WRITTEN TASK —
Reproduce each line exactly.

DATA SHOWN —

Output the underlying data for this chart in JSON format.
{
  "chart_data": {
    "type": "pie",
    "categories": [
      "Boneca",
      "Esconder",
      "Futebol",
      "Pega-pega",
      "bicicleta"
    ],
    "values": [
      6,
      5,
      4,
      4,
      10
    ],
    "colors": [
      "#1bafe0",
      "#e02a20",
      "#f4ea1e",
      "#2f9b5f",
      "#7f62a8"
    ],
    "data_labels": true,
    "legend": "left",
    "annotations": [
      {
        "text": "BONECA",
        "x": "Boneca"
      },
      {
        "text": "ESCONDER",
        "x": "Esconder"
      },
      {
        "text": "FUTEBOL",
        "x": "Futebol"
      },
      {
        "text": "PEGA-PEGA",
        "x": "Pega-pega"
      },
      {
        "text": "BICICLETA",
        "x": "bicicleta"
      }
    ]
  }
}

REPLY TO THE EXERCISE —
Output the underlying data for this chart in JSON format.
{
  "chart_data": {
    "type": "pie",
    "categories": [
      "Boneca",
      "Esconder",
      "Futebol",
      "Pega-pega",
      "bicicleta"
    ],
    "values": [
      6,
      5,
      4,
      4,
      10
    ],
    "colors": [
      "#1bafe0",
      "#e02a20",
      "#f4ea1e",
      "#2f9b5f",
      "#7f62a8"
    ],
    "data_labels": true,
    "legend": "left",
    "annotations": [
      {
        "text": "BONECA",
        "x": "Boneca"
      },
      {
        "text": "ESCONDER",
        "x": "Esconder"
      },
      {
        "text": "FUTEBOL",
        "x": "Futebol"
      },
      {
        "text": "PEGA-PEGA",
        "x": "Pega-pega"
      },
      {
        "text": "BICICLETA",
        "x": "bicicleta"
      }
    ]
  }
}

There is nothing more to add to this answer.